» Source text:

^^^^^^^^^^^^^^^^

Examination of the structural data between 2000 and the last release of the Cambridge Structural Database (2006) revealed the existence of three new hydronium cations not previously known, plus a few other ones whose stereochemistry was already documented, even if the exact geometrical details were somewhat different from those previously described.

1 Introduction

In 2005, a report appeared [1] which described the discovery of a rather unexpected species, namely, a cyclic hydronium cation of composition and charge H₁₄O₆⁺². At the time, neither the existence of cyclic cations nor the fact that they could bear charges other than +1 was expected or suspected.

In 2006, a review was published [2] describing the stereochemistry of all the hydronium cations present in the Cambridge Structural Database (CSD).¹ These were divided into acyclic and cyclic examples and, surprisingly enough, many were buried in that base but not noted by the authors of those studies, probably because there was no suspicion they could exist. Moreover, the graphics available in most cases were fairly clumsy. It requires, even now, a good deal of determination and hard work to discern their existence in crystal lattices, because, most of the time, the complete cluster is evident only by looking at the 3-D lattices in fairly arbitrary directions – as opposed to simple (001), (010), etc. projections.

^^^^^^^^^^^^^^^^

» Required work:
(a) In the hydronium cations text, what composition and charge did the cyclic cation reported in 2005 have?
(b) Extend the hydronium cations text, picking up after its final sentence.

(Layout element entries)
^^^^^^^^^^^^^^^^

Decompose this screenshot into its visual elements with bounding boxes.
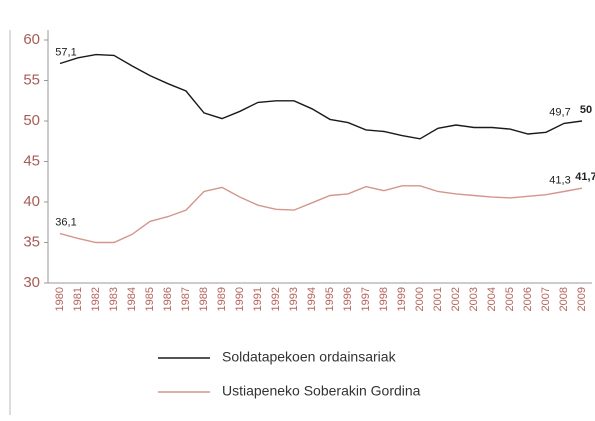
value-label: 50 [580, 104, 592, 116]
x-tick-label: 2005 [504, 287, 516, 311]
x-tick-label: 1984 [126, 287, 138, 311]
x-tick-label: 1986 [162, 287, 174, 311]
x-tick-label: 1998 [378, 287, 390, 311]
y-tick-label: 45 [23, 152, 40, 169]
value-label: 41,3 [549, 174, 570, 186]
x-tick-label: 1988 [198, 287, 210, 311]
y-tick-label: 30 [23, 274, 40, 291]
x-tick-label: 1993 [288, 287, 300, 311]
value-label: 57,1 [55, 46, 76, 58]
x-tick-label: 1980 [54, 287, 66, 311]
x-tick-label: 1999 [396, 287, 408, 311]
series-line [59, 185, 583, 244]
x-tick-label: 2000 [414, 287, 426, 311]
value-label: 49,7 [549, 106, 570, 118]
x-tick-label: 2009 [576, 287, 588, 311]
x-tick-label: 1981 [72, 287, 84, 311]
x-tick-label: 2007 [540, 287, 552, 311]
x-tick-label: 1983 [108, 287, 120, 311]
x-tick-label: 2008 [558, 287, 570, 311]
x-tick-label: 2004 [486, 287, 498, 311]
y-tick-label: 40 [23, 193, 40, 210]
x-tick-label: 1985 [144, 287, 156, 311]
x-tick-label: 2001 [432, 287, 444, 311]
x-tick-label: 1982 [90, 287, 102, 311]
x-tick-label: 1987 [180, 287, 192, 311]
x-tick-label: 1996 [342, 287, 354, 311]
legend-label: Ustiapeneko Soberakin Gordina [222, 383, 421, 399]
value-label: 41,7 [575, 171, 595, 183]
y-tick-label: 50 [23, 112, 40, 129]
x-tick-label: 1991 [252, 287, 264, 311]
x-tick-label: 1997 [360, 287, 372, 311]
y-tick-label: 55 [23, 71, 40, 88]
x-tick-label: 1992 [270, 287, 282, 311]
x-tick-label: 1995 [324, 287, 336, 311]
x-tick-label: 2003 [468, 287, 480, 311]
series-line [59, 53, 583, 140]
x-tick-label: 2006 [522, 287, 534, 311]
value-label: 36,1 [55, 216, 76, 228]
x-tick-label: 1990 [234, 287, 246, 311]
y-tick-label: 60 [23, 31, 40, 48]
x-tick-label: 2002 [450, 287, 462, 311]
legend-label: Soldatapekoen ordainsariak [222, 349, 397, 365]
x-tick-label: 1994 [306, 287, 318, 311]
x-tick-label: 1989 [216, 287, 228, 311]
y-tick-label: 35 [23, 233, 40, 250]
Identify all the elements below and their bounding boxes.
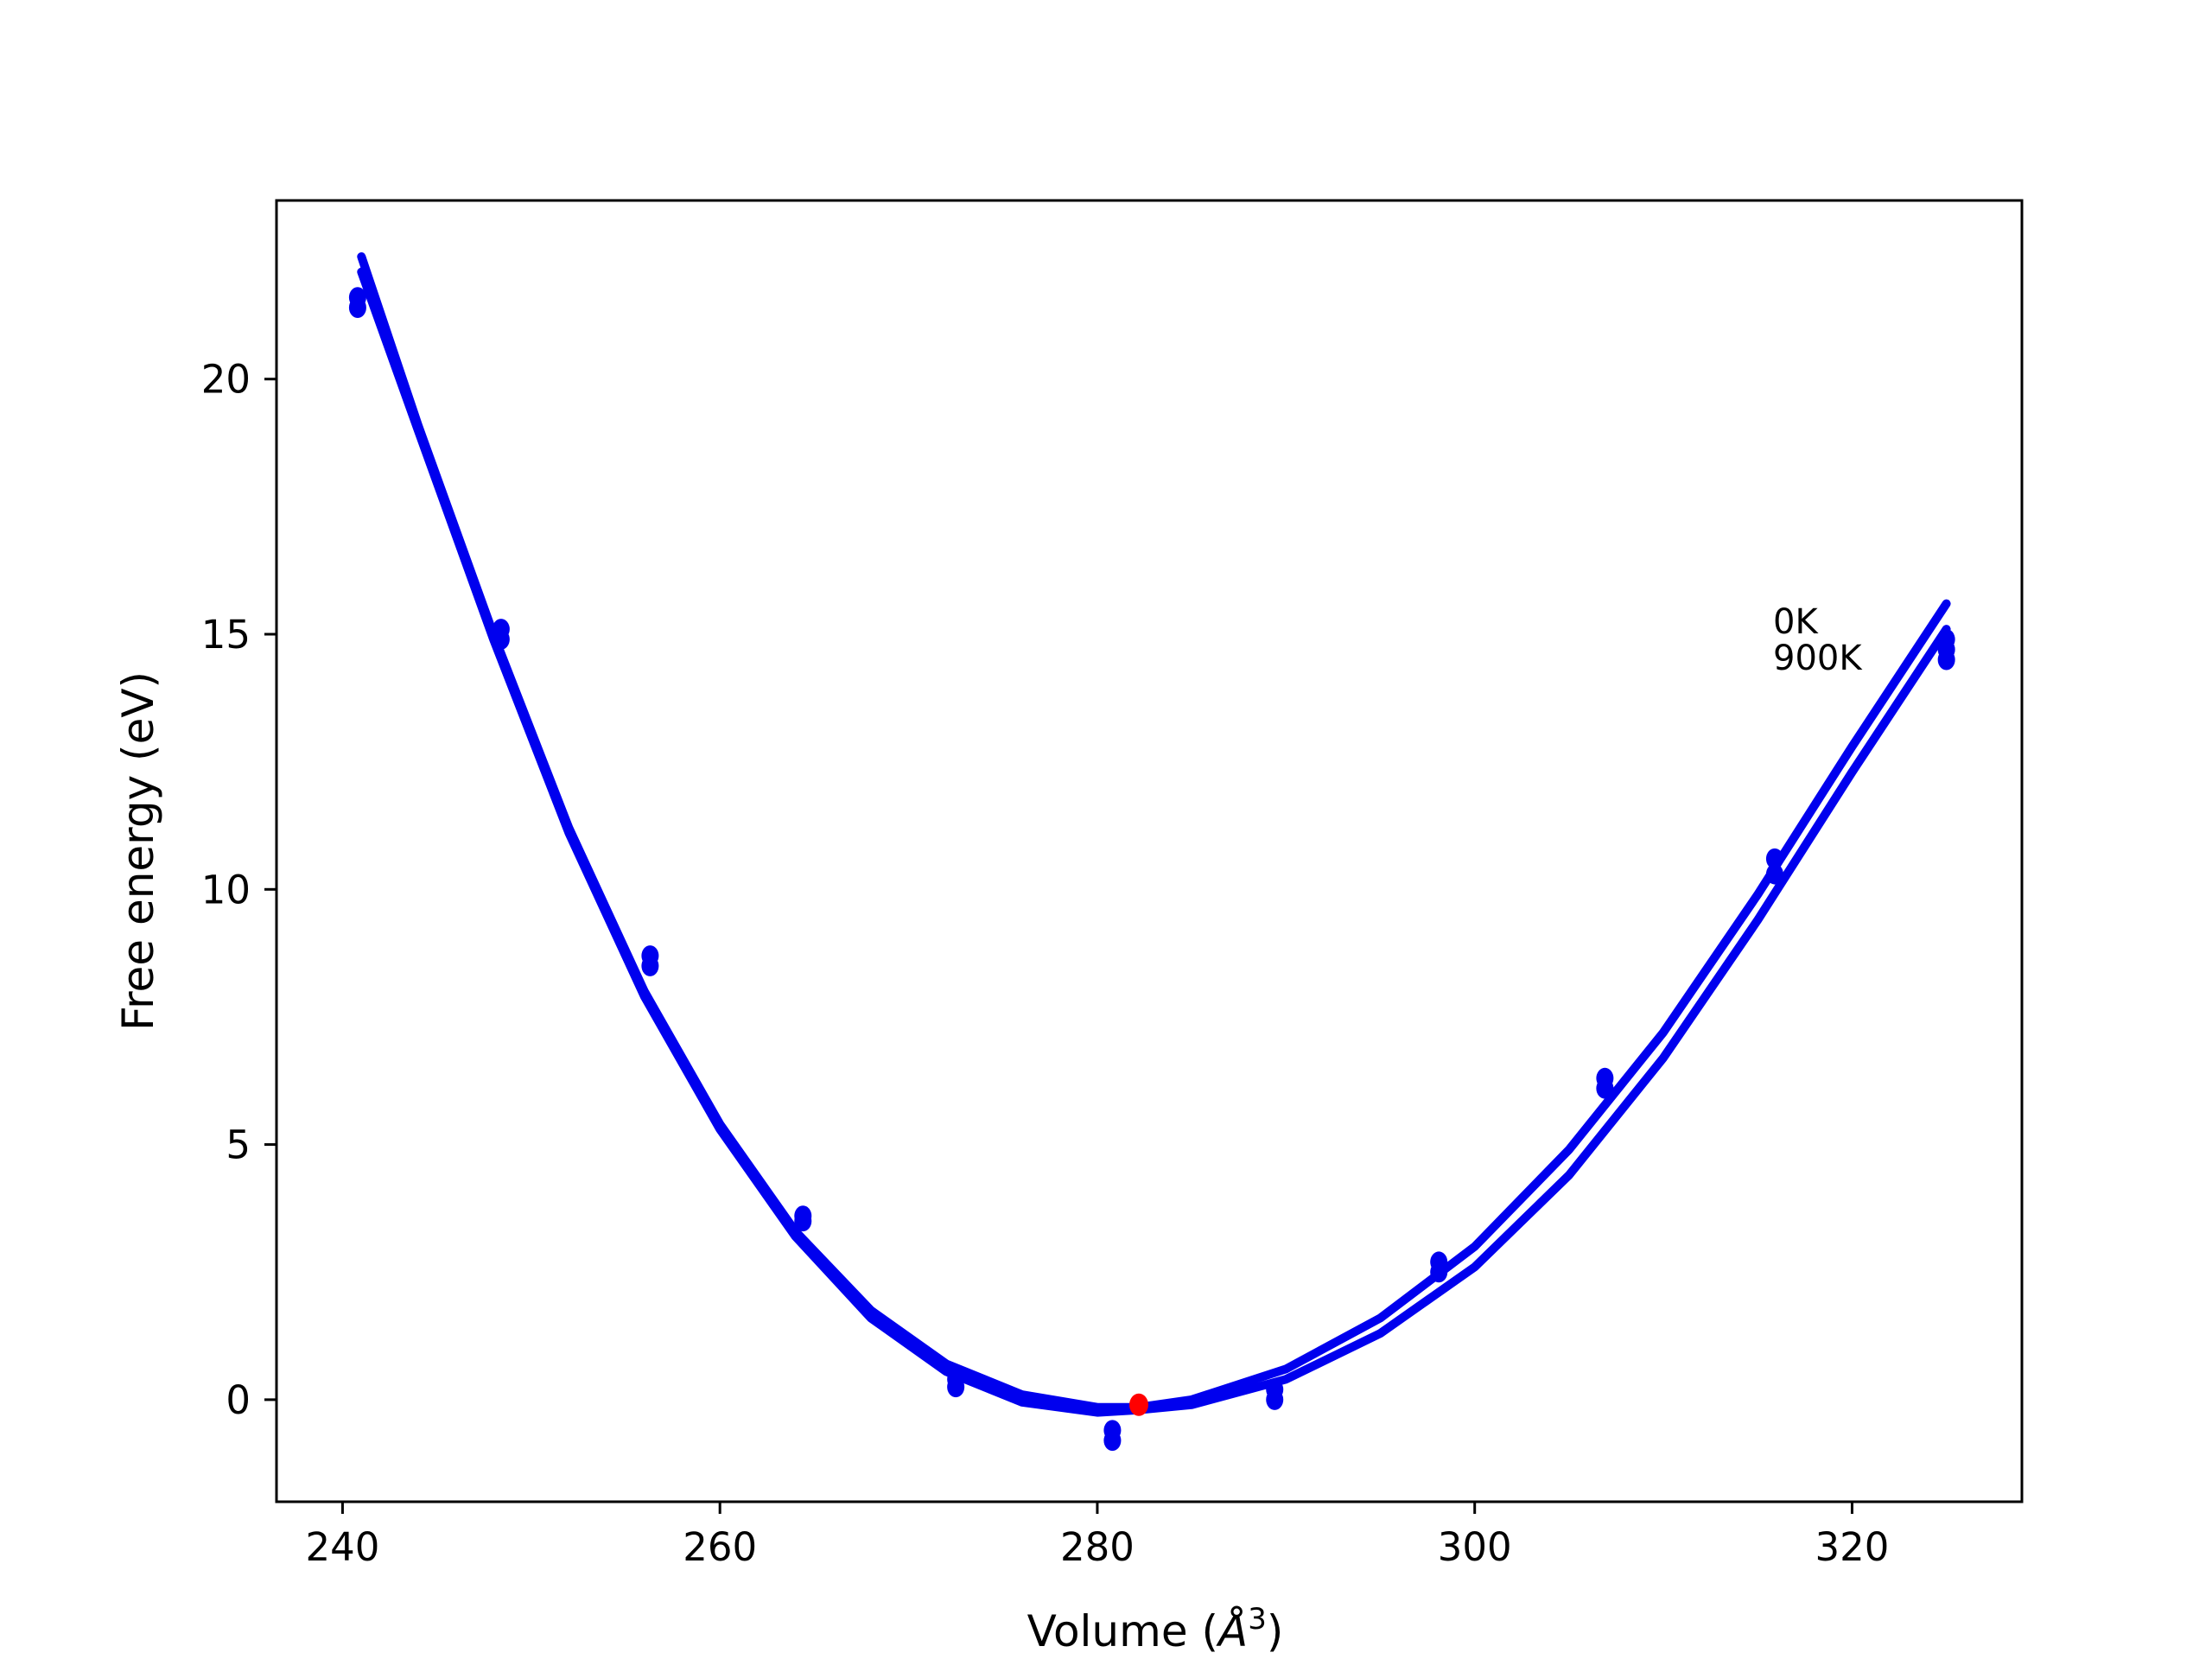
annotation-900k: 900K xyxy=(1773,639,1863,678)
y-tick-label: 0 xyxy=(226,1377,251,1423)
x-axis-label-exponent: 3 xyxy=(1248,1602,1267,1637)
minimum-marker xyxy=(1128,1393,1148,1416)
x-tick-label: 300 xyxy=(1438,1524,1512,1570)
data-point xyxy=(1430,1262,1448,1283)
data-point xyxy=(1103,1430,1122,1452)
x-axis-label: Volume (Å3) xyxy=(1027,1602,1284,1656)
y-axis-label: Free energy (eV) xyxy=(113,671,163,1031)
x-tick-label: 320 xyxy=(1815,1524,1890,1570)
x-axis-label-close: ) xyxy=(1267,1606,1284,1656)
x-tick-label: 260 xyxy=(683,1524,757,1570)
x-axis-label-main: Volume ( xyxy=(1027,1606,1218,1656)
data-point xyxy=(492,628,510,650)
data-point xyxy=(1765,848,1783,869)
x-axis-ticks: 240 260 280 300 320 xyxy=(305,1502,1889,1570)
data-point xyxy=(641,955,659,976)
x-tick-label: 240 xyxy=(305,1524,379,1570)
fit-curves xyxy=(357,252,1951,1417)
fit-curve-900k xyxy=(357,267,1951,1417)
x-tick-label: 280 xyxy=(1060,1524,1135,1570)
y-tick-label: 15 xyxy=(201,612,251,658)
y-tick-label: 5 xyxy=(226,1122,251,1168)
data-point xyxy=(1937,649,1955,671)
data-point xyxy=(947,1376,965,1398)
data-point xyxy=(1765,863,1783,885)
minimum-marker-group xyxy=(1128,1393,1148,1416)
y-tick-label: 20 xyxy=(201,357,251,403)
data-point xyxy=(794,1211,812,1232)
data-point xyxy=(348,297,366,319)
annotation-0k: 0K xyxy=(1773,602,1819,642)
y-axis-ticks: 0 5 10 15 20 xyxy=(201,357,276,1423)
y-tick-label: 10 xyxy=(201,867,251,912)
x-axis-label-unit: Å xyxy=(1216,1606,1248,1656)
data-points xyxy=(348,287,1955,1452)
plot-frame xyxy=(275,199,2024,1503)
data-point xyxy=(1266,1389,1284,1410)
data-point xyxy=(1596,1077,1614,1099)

^^^^^^^^^^^^^^^^

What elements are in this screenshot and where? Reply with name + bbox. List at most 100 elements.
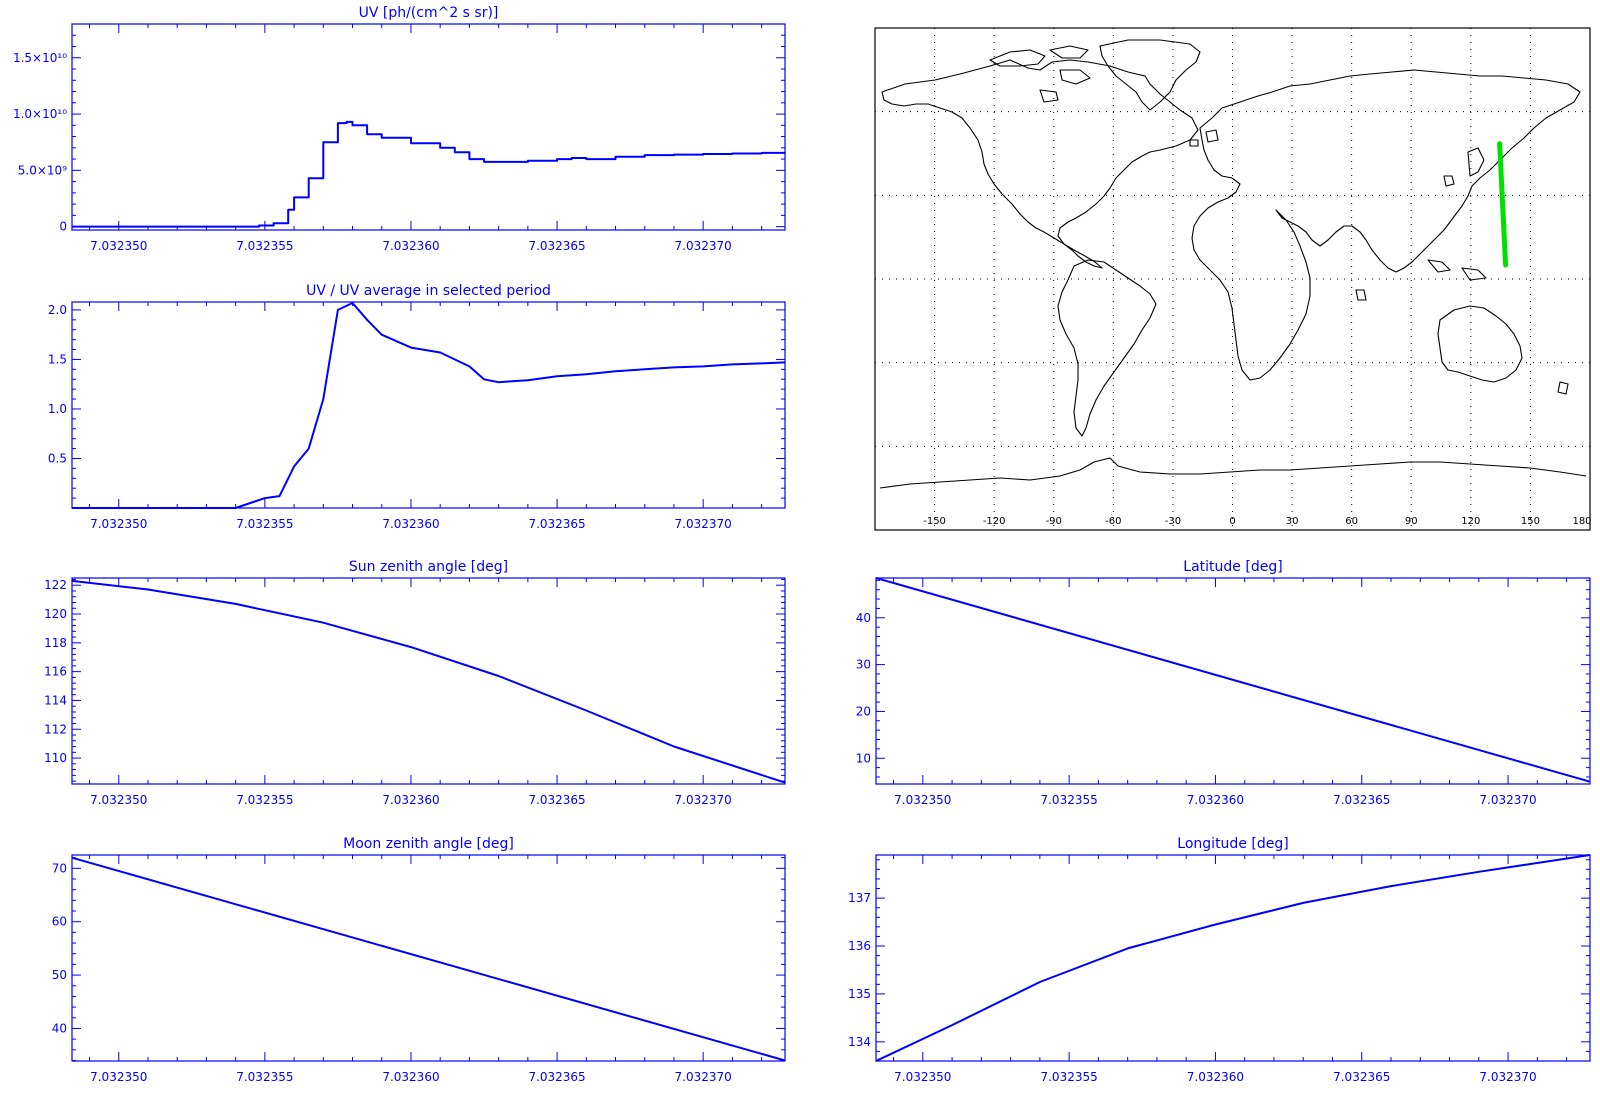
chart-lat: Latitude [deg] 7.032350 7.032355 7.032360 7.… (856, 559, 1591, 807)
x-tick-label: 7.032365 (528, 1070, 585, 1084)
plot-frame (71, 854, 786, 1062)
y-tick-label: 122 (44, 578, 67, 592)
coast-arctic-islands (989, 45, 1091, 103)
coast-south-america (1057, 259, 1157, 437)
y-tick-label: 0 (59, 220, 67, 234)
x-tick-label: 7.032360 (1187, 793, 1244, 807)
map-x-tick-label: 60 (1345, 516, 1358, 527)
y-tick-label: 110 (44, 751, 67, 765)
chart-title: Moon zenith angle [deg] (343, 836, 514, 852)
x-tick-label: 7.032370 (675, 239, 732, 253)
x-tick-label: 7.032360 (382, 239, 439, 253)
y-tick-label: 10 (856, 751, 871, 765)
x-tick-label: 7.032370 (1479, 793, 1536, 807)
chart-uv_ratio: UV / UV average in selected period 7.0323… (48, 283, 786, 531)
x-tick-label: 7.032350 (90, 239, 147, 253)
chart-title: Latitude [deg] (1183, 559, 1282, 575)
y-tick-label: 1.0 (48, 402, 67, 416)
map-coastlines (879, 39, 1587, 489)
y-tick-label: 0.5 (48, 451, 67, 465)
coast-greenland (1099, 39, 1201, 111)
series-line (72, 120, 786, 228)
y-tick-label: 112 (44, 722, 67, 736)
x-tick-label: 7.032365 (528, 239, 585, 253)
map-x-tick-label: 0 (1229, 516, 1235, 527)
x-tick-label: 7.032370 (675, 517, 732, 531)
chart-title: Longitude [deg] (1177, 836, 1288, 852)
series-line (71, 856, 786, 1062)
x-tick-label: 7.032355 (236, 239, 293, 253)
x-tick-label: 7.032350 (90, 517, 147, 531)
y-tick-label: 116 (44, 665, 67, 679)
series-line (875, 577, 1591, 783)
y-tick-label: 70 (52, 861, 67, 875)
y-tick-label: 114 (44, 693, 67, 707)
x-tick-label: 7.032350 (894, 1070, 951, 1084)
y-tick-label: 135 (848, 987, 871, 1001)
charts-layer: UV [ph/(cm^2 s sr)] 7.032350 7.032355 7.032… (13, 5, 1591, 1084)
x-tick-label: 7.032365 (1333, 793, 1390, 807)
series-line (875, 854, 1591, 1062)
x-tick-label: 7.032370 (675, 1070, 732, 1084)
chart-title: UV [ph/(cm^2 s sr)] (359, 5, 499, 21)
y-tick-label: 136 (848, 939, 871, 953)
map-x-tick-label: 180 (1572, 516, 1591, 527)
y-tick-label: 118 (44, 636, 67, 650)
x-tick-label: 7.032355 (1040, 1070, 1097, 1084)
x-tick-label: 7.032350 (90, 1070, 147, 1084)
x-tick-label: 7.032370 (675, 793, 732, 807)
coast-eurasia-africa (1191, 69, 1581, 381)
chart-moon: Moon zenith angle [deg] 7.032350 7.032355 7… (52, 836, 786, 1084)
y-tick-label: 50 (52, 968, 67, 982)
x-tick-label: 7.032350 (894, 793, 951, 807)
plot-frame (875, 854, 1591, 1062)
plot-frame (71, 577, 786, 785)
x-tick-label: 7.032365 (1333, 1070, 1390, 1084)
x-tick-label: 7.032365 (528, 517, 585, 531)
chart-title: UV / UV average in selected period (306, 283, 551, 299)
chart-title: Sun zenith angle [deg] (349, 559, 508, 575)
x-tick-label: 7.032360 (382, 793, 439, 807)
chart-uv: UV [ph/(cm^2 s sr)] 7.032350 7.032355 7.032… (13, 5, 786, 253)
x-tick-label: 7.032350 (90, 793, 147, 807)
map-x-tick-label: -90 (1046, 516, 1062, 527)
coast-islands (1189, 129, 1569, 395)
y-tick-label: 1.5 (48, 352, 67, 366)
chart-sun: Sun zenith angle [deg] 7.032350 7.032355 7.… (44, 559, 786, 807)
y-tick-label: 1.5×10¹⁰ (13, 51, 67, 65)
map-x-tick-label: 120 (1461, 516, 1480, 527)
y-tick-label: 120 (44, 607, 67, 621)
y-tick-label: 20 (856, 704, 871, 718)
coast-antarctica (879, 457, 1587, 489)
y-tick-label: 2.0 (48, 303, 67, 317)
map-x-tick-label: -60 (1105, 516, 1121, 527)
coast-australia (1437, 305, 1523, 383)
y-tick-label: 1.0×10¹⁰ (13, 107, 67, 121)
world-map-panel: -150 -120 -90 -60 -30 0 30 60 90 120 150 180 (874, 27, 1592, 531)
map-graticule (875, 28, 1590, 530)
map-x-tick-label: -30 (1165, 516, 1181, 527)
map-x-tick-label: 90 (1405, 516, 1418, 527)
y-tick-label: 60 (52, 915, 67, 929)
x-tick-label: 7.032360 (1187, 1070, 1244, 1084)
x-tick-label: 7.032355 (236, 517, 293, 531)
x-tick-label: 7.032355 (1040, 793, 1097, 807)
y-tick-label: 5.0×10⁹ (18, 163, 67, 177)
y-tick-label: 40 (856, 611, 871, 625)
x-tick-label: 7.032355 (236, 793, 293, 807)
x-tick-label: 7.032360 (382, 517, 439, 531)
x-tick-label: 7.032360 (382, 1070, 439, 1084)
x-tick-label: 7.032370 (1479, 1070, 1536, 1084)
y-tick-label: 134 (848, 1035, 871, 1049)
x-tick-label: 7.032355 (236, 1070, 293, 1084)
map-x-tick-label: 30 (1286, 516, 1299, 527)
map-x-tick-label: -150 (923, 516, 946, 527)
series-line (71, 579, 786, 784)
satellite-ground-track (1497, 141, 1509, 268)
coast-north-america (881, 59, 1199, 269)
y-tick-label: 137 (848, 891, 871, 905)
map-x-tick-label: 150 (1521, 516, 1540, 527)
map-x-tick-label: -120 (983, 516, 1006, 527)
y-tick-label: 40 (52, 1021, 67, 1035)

^^^^^^^^^^^^^^^^

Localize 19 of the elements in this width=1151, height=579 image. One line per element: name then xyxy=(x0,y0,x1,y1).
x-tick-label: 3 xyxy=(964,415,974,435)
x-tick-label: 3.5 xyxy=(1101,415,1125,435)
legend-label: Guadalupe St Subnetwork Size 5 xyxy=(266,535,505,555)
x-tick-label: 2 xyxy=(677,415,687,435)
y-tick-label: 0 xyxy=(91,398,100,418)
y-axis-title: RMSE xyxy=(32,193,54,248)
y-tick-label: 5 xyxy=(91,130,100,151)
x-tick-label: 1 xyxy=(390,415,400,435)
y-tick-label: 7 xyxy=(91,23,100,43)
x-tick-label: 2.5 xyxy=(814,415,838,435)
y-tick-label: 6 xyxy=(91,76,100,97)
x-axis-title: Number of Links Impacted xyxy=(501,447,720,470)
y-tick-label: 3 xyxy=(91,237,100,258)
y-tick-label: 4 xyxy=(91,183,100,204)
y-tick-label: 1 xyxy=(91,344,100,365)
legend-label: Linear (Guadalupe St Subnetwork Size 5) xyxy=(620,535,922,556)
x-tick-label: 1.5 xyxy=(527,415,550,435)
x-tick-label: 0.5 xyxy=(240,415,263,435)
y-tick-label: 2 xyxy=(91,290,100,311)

^^^^^^^^^^^^^^^^

» Per-task outputs:
(a) H₁₄O₆⁺²

(b)
In 2007, a report was published [3] announcing the discovery of a species with composition and charge of H₁₈O₈⁺². In the discussions in Refs. [2,3] the suggestion was made that all the esoteric species newly described were the result of Nature acting as a skillful crystal engineer, providing clever traps to stabilize otherwise unstable species. Moreover, it was remarked [2,3] that the solution concentrations of something such as H₁₄O₆⁺² or H₁₈O₈⁺² must be incredibly low. Therefore, the traps must be extremely efficient in order to filter out such minute quantities of those hydronium cations.

In order to test the theory of stabilization, of unstable hydronium cations, by crystal engineering traps cleverly devised by Nature, we decided to study the stability of these species by three different types of theoretical calculations, described in Ref. [4]. These calculations were carried out using two different criteria

(a) using the crystallographic coordinates found experimentally, what is the energy of a given molecule? As observed, are they stable or not?
(b) allow the geometry of the molecule to vary so as to minimize energy. Is the resulting species stable or not?
(c) given the fact that we found two totally different geometrical isomers of the same composition, namely, H₁₄O₆⁺², is it possible to predict which is the more stable of the two? For details, the reader is referred to the paper in PNAS [4]. Briefly, those examined are stable either in the crystalline lattices where they were trapped, as well as isolated in a vacuum. (See Ref. [2] p. 1460 for discussion.)

Given this background, it seemed desirable to continue a search for additional examples of hydronium cations, which may be of novel new classes. That is what this report deals with.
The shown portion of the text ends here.